Saved data entries:

--- START ---

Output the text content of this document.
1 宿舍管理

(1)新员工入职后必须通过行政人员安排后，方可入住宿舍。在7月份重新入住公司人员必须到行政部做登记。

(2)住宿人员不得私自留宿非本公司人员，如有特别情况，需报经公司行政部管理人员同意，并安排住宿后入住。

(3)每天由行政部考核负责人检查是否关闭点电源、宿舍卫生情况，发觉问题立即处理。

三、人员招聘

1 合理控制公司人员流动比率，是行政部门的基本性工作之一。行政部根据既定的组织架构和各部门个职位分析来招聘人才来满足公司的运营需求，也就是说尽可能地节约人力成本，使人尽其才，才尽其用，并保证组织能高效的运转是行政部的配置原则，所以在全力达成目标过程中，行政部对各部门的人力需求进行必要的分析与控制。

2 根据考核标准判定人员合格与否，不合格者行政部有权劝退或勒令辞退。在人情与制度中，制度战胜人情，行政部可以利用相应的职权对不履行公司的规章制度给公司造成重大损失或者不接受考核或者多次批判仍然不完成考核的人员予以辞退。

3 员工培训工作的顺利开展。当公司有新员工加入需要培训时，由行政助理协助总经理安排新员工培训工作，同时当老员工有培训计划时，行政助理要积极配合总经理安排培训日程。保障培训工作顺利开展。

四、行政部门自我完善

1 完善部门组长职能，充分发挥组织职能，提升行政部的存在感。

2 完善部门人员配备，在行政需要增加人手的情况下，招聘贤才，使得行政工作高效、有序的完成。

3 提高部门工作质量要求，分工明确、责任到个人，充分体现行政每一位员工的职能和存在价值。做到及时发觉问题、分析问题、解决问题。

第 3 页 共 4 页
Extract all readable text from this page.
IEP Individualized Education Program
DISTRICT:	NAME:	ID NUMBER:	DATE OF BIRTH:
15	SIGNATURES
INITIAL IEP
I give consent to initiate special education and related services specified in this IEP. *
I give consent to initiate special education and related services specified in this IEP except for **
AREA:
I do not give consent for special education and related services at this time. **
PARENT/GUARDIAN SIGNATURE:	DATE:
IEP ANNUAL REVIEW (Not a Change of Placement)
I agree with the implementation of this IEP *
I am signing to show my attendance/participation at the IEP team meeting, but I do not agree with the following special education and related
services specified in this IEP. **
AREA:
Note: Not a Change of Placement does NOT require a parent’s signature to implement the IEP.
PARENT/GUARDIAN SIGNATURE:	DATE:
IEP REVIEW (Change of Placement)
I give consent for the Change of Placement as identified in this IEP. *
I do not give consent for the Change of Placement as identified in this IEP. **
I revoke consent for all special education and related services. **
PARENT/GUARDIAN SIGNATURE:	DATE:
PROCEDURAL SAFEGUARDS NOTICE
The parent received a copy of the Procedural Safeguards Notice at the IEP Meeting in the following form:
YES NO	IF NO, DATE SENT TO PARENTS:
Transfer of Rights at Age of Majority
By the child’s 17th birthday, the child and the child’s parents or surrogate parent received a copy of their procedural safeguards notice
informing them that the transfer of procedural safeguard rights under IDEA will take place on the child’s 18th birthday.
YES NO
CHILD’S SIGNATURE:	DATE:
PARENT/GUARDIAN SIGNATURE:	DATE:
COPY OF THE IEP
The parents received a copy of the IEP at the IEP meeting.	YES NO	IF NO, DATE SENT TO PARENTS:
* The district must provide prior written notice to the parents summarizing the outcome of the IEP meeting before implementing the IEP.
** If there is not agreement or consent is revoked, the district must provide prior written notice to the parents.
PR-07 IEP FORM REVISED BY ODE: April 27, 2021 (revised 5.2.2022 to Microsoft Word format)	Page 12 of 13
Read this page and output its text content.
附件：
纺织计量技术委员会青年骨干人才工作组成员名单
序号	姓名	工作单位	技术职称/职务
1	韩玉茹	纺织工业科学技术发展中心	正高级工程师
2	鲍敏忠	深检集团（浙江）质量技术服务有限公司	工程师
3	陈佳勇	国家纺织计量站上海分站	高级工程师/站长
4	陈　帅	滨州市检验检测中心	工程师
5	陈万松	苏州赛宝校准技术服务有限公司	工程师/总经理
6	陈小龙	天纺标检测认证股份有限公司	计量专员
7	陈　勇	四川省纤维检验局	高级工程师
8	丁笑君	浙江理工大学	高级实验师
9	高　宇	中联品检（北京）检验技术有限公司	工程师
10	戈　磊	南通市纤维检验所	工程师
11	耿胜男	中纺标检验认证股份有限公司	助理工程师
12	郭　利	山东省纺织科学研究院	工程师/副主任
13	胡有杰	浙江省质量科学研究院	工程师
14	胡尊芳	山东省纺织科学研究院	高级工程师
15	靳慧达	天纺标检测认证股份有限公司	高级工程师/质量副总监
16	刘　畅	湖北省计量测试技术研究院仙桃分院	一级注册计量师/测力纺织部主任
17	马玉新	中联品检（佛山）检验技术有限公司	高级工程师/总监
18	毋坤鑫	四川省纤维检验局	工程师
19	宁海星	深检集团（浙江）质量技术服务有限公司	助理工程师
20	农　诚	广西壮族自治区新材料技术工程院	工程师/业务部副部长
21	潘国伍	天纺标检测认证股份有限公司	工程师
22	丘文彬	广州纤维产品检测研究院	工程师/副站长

--- END ---

The request
Reproduce the data shown above exactly.

Task result
Output the text content of this document.
1 宿舍管理

(1)新员工入职后必须通过行政人员安排后，方可入住宿舍。在7月份重新入住公司人员必须到行政部做登记。

(2)住宿人员不得私自留宿非本公司人员，如有特别情况，需报经公司行政部管理人员同意，并安排住宿后入住。

(3)每天由行政部考核负责人检查是否关闭点电源、宿舍卫生情况，发觉问题立即处理。

三、人员招聘

1 合理控制公司人员流动比率，是行政部门的基本性工作之一。行政部根据既定的组织架构和各部门个职位分析来招聘人才来满足公司的运营需求，也就是说尽可能地节约人力成本，使人尽其才，才尽其用，并保证组织能高效的运转是行政部的配置原则，所以在全力达成目标过程中，行政部对各部门的人力需求进行必要的分析与控制。

2 根据考核标准判定人员合格与否，不合格者行政部有权劝退或勒令辞退。在人情与制度中，制度战胜人情，行政部可以利用相应的职权对不履行公司的规章制度给公司造成重大损失或者不接受考核或者多次批判仍然不完成考核的人员予以辞退。

3 员工培训工作的顺利开展。当公司有新员工加入需要培训时，由行政助理协助总经理安排新员工培训工作，同时当老员工有培训计划时，行政助理要积极配合总经理安排培训日程。保障培训工作顺利开展。

四、行政部门自我完善

1 完善部门组长职能，充分发挥组织职能，提升行政部的存在感。

2 完善部门人员配备，在行政需要增加人手的情况下，招聘贤才，使得行政工作高效、有序的完成。

3 提高部门工作质量要求，分工明确、责任到个人，充分体现行政每一位员工的职能和存在价值。做到及时发觉问题、分析问题、解决问题。

第 3 页 共 4 页
Extract all readable text from this page.
IEP Individualized Education Program
DISTRICT:	NAME:	ID NUMBER:	DATE OF BIRTH:
15	SIGNATURES
INITIAL IEP
I give consent to initiate special education and related services specified in this IEP. *
I give consent to initiate special education and related services specified in this IEP except for **
AREA:
I do not give consent for special education and related services at this time. **
PARENT/GUARDIAN SIGNATURE:	DATE:
IEP ANNUAL REVIEW (Not a Change of Placement)
I agree with the implementation of this IEP *
I am signing to show my attendance/participation at the IEP team meeting, but I do not agree with the following special education and related
services specified in this IEP. **
AREA:
Note: Not a Change of Placement does NOT require a parent’s signature to implement the IEP.
PARENT/GUARDIAN SIGNATURE:	DATE:
IEP REVIEW (Change of Placement)
I give consent for the Change of Placement as identified in this IEP. *
I do not give consent for the Change of Placement as identified in this IEP. **
I revoke consent for all special education and related services. **
PARENT/GUARDIAN SIGNATURE:	DATE:
PROCEDURAL SAFEGUARDS NOTICE
The parent received a copy of the Procedural Safeguards Notice at the IEP Meeting in the following form:
YES NO	IF NO, DATE SENT TO PARENTS:
Transfer of Rights at Age of Majority
By the child’s 17th birthday, the child and the child’s parents or surrogate parent received a copy of their procedural safeguards notice
informing them that the transfer of procedural safeguard rights under IDEA will take place on the child’s 18th birthday.
YES NO
CHILD’S SIGNATURE:	DATE:
PARENT/GUARDIAN SIGNATURE:	DATE:
COPY OF THE IEP
The parents received a copy of the IEP at the IEP meeting.	YES NO	IF NO, DATE SENT TO PARENTS:
* The district must provide prior written notice to the parents summarizing the outcome of the IEP meeting before implementing the IEP.
** If there is not agreement or consent is revoked, the district must provide prior written notice to the parents.
PR-07 IEP FORM REVISED BY ODE: April 27, 2021 (revised 5.2.2022 to Microsoft Word format)	Page 12 of 13
Read this page and output its text content.
附件：
纺织计量技术委员会青年骨干人才工作组成员名单
序号	姓名	工作单位	技术职称/职务
1	韩玉茹	纺织工业科学技术发展中心	正高级工程师
2	鲍敏忠	深检集团（浙江）质量技术服务有限公司	工程师
3	陈佳勇	国家纺织计量站上海分站	高级工程师/站长
4	陈　帅	滨州市检验检测中心	工程师
5	陈万松	苏州赛宝校准技术服务有限公司	工程师/总经理
6	陈小龙	天纺标检测认证股份有限公司	计量专员
7	陈　勇	四川省纤维检验局	高级工程师
8	丁笑君	浙江理工大学	高级实验师
9	高　宇	中联品检（北京）检验技术有限公司	工程师
10	戈　磊	南通市纤维检验所	工程师
11	耿胜男	中纺标检验认证股份有限公司	助理工程师
12	郭　利	山东省纺织科学研究院	工程师/副主任
13	胡有杰	浙江省质量科学研究院	工程师
14	胡尊芳	山东省纺织科学研究院	高级工程师
15	靳慧达	天纺标检测认证股份有限公司	高级工程师/质量副总监
16	刘　畅	湖北省计量测试技术研究院仙桃分院	一级注册计量师/测力纺织部主任
17	马玉新	中联品检（佛山）检验技术有限公司	高级工程师/总监
18	毋坤鑫	四川省纤维检验局	工程师
19	宁海星	深检集团（浙江）质量技术服务有限公司	助理工程师
20	农　诚	广西壮族自治区新材料技术工程院	工程师/业务部副部长
21	潘国伍	天纺标检测认证股份有限公司	工程师
22	丘文彬	广州纤维产品检测研究院	工程师/副站长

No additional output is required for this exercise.